### Teks Pilihan:
-------------------------

Oleh Dahlan Iskan
Namanya Gershom Soetopo. Usianya 102 tahun. Pendiri Gereja Bethel Tabernakel. Pendeta unggul di Surabaya.
Anaknya lima orang: semuanya jadi pendeta. Cucunya 11 orang. Semua jadi pendeta. Cicitnya 9 orang: masih kecil-kecil. Kalau semua cicitnya kelak juga jadi pendeta apa harus dikata. Mungkin satu-satunya di dunia.
Sabtu lalu pendeta Gershom meninggal dunia. Saya melayat. Di rumahnya. Yang juga gereja pertamanya. Di Jalan Mojopahit Surabaya. Jenazahnya disemayamkan di gereja itu. Selama seminggu. Sebelum dimakamkan di Nirwana, dekat Lawang, Malang. Senin besok pagi. Di sebelah makam istrinya. Yang meninggal lebih dulu. Lebih dua tahun lalu.
Keluarga kami akrab dengan keluarga pendeta ini. Saya sendiri terakhir bertemu beliau dua tahun lalu. Tidak sengaja. Di halaman supermarket Hokky Surabaya.
Tiba-tiba beliau memanggil saya yang lagi berjalan ke arah mobil. Beliau sendiri masih berada di dalam mobil. Siap-siap meninggalkan supermarket itu.
Sambil memanggil nama saya, mobilnya berhenti. Semua keluarganya disuruh turun. Mobil Alphard itu penuh sesak dengan sebagian anak dan cucunya.
”Izinkan kami mendoakan pak Dahlan,” kata pendeta Gershom yang hari itu usianya genap 100 tahun.

-------------------------

### Cuplikan Entri:
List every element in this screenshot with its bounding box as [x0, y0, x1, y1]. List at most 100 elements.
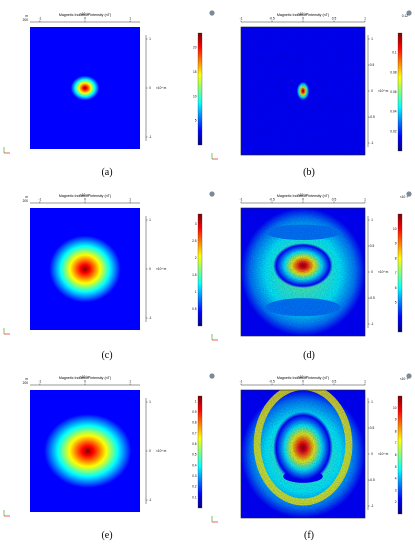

-------------------------

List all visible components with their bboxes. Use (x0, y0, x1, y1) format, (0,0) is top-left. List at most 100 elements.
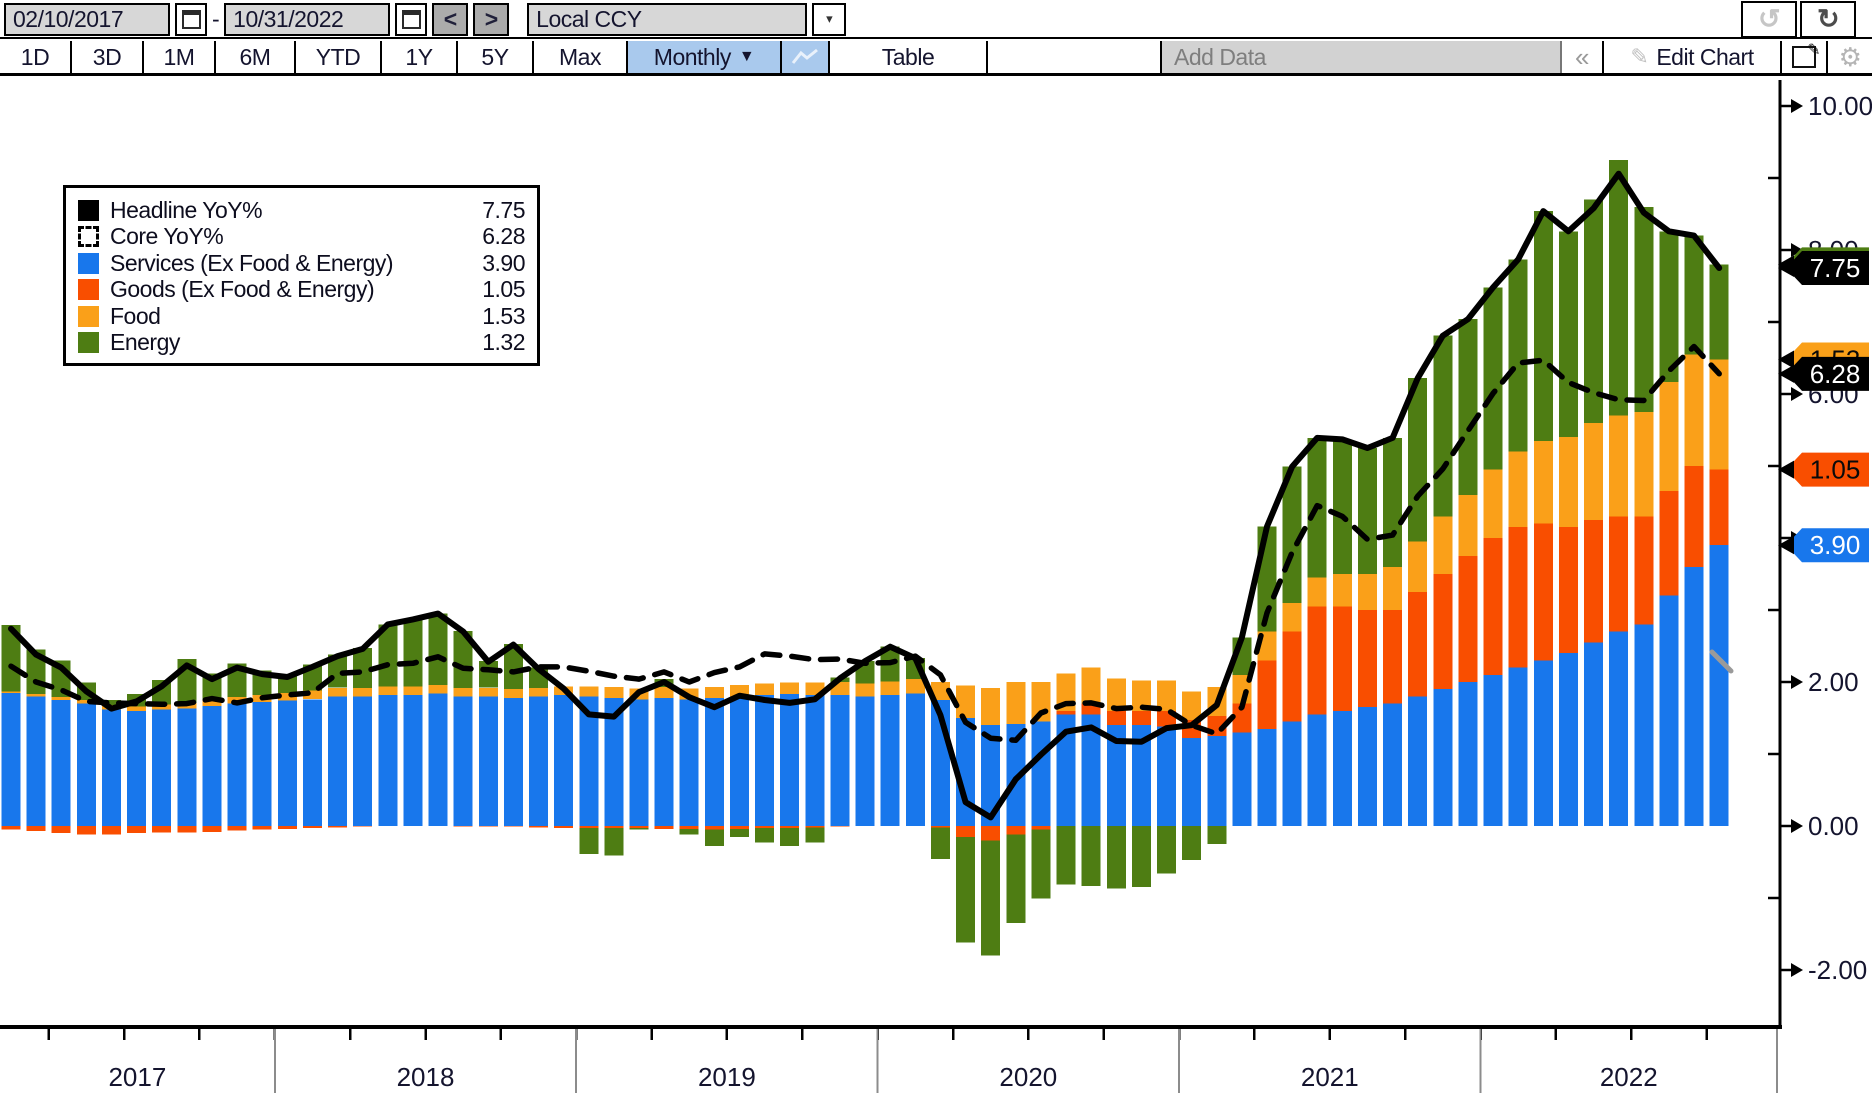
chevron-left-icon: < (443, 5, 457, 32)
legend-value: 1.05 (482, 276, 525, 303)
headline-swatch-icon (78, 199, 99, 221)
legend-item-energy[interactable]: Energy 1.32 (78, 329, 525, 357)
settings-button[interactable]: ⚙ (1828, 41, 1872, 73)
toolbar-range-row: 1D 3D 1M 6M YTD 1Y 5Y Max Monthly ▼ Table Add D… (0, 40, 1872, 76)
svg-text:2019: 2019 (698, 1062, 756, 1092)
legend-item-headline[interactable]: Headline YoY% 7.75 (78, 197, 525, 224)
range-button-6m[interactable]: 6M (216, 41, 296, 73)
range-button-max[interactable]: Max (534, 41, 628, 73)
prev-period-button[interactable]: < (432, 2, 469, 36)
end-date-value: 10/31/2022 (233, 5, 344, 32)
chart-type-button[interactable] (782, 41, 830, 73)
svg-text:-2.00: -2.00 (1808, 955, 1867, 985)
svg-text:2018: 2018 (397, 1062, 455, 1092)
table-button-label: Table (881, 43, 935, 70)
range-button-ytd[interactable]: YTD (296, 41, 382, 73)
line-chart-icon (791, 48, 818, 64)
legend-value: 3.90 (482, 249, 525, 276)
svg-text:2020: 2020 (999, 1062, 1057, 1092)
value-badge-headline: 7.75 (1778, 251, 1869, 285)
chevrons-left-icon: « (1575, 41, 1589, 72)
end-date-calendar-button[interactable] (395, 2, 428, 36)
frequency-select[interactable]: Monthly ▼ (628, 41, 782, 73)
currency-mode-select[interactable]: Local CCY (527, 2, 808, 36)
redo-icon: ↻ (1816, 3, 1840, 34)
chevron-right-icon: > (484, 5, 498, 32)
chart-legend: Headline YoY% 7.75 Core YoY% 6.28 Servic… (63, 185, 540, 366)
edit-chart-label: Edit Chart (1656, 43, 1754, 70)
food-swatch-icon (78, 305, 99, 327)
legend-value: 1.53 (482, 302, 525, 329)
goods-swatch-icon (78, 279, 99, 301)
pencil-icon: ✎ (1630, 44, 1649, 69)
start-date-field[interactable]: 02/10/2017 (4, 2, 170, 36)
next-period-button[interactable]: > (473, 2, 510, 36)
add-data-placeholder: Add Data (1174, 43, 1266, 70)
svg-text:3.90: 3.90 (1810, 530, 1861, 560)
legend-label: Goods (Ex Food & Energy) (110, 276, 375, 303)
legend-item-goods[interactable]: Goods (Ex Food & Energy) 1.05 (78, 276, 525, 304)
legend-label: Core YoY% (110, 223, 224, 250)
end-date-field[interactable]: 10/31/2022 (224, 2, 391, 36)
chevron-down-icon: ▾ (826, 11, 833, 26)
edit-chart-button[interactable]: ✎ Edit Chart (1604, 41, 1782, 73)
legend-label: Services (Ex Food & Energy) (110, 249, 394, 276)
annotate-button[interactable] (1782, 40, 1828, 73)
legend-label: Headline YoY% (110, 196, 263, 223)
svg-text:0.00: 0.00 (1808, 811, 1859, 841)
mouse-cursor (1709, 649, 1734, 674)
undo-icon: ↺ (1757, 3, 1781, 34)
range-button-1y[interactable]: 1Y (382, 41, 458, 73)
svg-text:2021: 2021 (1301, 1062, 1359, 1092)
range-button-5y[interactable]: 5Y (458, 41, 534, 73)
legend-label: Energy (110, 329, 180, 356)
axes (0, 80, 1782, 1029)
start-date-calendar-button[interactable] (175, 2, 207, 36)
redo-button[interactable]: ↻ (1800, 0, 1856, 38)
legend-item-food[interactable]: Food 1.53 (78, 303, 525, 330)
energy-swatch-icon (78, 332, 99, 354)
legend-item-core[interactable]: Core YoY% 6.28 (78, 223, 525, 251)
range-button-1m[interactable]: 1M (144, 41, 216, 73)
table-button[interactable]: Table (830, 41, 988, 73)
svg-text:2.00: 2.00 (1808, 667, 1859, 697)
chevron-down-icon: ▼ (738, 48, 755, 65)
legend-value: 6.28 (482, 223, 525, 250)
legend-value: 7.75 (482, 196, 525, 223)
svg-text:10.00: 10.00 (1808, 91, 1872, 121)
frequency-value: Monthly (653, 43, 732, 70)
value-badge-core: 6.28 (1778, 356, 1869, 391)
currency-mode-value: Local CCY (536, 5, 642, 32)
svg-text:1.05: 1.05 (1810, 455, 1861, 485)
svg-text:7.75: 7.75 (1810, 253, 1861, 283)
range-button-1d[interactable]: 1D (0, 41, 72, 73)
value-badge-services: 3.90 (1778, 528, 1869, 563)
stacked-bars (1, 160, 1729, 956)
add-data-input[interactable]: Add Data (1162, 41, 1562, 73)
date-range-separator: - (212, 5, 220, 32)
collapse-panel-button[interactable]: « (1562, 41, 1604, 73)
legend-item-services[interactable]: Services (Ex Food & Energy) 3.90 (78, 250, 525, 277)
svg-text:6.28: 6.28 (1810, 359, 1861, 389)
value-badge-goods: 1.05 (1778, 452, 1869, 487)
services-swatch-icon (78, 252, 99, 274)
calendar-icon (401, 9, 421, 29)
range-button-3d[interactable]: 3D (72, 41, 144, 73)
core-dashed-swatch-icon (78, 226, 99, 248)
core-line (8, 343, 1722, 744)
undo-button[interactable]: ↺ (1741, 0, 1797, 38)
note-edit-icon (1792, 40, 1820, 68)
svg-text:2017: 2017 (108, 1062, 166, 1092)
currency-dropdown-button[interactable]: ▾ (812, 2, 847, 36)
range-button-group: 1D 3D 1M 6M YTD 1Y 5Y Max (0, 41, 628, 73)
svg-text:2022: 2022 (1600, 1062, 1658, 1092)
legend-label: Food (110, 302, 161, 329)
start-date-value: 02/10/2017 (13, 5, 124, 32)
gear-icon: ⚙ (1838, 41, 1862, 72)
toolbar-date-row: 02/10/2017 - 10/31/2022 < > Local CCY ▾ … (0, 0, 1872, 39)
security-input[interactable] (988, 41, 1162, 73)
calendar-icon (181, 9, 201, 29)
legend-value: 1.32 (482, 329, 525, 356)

-------------------------

### Daftar Tugas:
(A) Salin ulang seluruh teks tentang Pendeta Gershom Soetopo tanpa mengubah satu kata atau tanda baca pun.
(B) Tuliskan kembali baris-baris entri yang dimulai dari baris yang memuat "List all visible" dan diakhiri pada baris yang memuat "range-button-max[interactable]: Max (534, 41, 628, 73)", tanpa perubahan apa pun. Jangan sertakan gambarnya dalam jawaban.
Entri-entri tersebut tidak berhubungan dengan teks tentang Pendeta Gershom Soetopo.

### Kunci Jawaban:
(A)
Oleh Dahlan Iskan
Namanya Gershom Soetopo. Usianya 102 tahun. Pendiri Gereja Bethel Tabernakel. Pendeta unggul di Surabaya.
Anaknya lima orang: semuanya jadi pendeta. Cucunya 11 orang. Semua jadi pendeta. Cicitnya 9 orang: masih kecil-kecil. Kalau semua cicitnya kelak juga jadi pendeta apa harus dikata. Mungkin satu-satunya di dunia.
Sabtu lalu pendeta Gershom meninggal dunia. Saya melayat. Di rumahnya. Yang juga gereja pertamanya. Di Jalan Mojopahit Surabaya. Jenazahnya disemayamkan di gereja itu. Selama seminggu. Sebelum dimakamkan di Nirwana, dekat Lawang, Malang. Senin besok pagi. Di sebelah makam istrinya. Yang meninggal lebih dulu. Lebih dua tahun lalu.
Keluarga kami akrab dengan keluarga pendeta ini. Saya sendiri terakhir bertemu beliau dua tahun lalu. Tidak sengaja. Di halaman supermarket Hokky Surabaya.
Tiba-tiba beliau memanggil saya yang lagi berjalan ke arah mobil. Beliau sendiri masih berada di dalam mobil. Siap-siap meninggalkan supermarket itu.
Sambil memanggil nama saya, mobilnya berhenti. Semua keluarganya disuruh turun. Mobil Alphard itu penuh sesak dengan sebagian anak dan cucunya.
”Izinkan kami mendoakan pak Dahlan,” kata pendeta Gershom yang hari itu usianya genap 100 tahun.

(B)
List all visible components with their bboxes. Use (x0, y0, x1, y1) format, (0,0) is top-left. List at most 100 elements.
chevron-left-icon: < (443, 5, 457, 32)
legend-value: 1.05 (482, 276, 525, 303)
headline-swatch-icon (78, 199, 99, 221)
legend-item-energy[interactable]: Energy 1.32 (78, 329, 525, 357)
settings-button[interactable]: ⚙ (1828, 41, 1872, 73)
toolbar-range-row: 1D 3D 1M 6M YTD 1Y 5Y Max Monthly ▼ Table Add D… (0, 40, 1872, 76)
svg-text:2019: 2019 (698, 1062, 756, 1092)
legend-item-headline[interactable]: Headline YoY% 7.75 (78, 197, 525, 224)
range-button-6m[interactable]: 6M (216, 41, 296, 73)
range-button-max[interactable]: Max (534, 41, 628, 73)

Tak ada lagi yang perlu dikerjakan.